Return each line of the records holding the string "study".

** start of Entries provided **

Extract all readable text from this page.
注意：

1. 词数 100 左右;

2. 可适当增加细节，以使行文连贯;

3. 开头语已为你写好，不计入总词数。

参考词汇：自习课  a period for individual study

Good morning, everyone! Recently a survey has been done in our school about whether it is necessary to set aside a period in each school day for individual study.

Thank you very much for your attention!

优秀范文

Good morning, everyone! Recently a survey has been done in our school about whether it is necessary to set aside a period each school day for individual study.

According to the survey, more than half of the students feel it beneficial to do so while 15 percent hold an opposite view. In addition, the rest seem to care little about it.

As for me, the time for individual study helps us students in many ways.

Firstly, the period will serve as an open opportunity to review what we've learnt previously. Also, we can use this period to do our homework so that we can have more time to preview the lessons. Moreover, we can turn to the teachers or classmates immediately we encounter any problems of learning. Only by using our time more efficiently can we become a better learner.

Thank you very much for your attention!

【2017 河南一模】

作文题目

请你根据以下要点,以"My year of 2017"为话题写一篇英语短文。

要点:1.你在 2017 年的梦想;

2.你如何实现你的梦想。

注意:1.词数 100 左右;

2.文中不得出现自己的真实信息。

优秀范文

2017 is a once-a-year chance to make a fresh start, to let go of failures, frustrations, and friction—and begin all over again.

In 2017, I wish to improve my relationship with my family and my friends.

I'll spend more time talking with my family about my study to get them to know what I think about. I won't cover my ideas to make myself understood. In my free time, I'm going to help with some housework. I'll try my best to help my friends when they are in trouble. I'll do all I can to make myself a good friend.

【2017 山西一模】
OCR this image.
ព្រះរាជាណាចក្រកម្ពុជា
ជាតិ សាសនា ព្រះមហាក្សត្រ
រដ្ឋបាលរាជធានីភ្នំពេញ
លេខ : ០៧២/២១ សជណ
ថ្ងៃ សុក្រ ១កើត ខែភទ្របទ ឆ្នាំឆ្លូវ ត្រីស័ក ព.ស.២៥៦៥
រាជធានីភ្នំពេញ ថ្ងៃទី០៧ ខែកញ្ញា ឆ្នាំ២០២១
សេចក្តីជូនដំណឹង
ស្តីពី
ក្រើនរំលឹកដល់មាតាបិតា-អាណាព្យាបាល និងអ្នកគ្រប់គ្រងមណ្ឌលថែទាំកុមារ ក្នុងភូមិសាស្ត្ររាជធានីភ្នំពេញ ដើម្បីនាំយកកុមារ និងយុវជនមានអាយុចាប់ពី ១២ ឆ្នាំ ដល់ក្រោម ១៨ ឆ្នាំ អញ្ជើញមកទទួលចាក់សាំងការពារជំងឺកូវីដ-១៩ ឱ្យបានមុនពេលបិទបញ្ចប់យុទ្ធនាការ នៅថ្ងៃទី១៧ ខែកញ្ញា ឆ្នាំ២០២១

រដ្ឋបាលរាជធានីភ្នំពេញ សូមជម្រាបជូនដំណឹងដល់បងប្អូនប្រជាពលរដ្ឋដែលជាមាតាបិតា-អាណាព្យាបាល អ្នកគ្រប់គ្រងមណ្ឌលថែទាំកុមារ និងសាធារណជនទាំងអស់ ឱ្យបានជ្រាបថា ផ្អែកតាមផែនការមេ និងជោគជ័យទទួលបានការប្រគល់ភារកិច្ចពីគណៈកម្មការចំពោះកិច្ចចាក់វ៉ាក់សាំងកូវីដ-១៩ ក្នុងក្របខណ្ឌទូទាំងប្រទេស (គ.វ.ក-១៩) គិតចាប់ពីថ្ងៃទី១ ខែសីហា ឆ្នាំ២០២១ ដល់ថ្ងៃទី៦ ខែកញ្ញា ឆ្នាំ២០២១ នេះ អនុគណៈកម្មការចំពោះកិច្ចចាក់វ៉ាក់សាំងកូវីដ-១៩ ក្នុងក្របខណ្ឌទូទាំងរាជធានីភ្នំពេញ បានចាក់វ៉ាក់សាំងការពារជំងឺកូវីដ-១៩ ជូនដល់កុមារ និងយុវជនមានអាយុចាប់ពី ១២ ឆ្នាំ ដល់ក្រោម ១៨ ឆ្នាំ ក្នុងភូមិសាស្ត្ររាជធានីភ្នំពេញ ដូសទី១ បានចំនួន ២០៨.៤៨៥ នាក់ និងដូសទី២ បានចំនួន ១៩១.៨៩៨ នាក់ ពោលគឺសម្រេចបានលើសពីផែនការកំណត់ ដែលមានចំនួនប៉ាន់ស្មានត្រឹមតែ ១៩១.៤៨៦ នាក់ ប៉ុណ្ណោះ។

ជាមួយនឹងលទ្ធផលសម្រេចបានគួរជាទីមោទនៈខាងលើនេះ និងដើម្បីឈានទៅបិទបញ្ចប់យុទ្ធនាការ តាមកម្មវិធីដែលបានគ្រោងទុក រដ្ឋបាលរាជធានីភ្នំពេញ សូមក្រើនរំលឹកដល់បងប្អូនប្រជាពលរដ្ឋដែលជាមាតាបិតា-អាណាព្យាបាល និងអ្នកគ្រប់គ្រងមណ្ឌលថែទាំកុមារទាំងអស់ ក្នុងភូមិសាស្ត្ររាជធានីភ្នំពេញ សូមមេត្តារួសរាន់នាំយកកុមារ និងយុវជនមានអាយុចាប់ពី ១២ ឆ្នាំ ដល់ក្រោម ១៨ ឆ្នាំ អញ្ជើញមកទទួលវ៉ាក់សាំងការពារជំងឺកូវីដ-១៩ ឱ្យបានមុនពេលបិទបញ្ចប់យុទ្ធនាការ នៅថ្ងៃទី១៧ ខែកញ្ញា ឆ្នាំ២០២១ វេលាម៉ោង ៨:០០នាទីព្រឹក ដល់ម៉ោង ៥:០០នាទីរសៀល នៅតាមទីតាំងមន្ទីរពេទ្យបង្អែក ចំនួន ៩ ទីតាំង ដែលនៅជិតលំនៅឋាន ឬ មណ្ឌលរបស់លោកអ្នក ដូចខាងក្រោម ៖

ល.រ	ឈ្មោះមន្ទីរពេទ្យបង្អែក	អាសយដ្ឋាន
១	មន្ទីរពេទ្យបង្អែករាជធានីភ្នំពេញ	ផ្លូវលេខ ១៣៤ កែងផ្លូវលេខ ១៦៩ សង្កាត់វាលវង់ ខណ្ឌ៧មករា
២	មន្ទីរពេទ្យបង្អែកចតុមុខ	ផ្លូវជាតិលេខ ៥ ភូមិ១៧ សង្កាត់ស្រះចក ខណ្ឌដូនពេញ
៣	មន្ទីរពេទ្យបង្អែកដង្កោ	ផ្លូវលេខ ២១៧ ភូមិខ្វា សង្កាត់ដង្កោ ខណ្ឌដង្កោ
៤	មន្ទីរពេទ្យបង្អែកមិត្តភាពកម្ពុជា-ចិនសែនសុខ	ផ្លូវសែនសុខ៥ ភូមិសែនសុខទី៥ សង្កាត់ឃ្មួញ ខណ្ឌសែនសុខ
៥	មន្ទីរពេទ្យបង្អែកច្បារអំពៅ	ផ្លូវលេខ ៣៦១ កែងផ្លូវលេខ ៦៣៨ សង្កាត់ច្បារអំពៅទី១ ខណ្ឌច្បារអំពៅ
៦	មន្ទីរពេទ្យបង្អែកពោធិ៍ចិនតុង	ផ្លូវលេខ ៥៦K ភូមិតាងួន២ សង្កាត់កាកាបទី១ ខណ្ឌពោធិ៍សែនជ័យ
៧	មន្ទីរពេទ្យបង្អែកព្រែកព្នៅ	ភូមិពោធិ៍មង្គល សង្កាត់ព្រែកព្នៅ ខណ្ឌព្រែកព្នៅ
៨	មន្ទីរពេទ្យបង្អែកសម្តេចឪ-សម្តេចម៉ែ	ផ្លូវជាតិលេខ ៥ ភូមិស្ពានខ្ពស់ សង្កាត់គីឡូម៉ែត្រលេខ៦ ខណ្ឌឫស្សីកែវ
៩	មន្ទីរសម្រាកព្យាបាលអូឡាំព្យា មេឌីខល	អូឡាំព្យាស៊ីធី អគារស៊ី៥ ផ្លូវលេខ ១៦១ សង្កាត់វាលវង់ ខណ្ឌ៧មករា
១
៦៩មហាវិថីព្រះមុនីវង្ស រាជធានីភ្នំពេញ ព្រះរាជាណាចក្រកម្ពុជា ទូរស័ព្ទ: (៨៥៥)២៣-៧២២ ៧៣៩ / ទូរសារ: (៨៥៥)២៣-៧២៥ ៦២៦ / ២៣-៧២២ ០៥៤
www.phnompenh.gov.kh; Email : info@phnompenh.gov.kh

** end of Entries provided **

◆ Exercise answer ◆
参考词汇：自习课  a period for individual study
Good morning, everyone! Recently a survey has been done in our school about whether it is necessary to set aside a period in each school day for individual study.
Good morning, everyone! Recently a survey has been done in our school about whether it is necessary to set aside a period each school day for individual study.
As for me, the time for individual study helps us students in many ways.
I'll spend more time talking with my family about my study to get them to know what I think about. I won't cover my ideas to make myself understood. In my free time, I'm going to help with some housework. I'll try my best to help my friends when they are in trouble. I'll do all I can to make myself a good friend.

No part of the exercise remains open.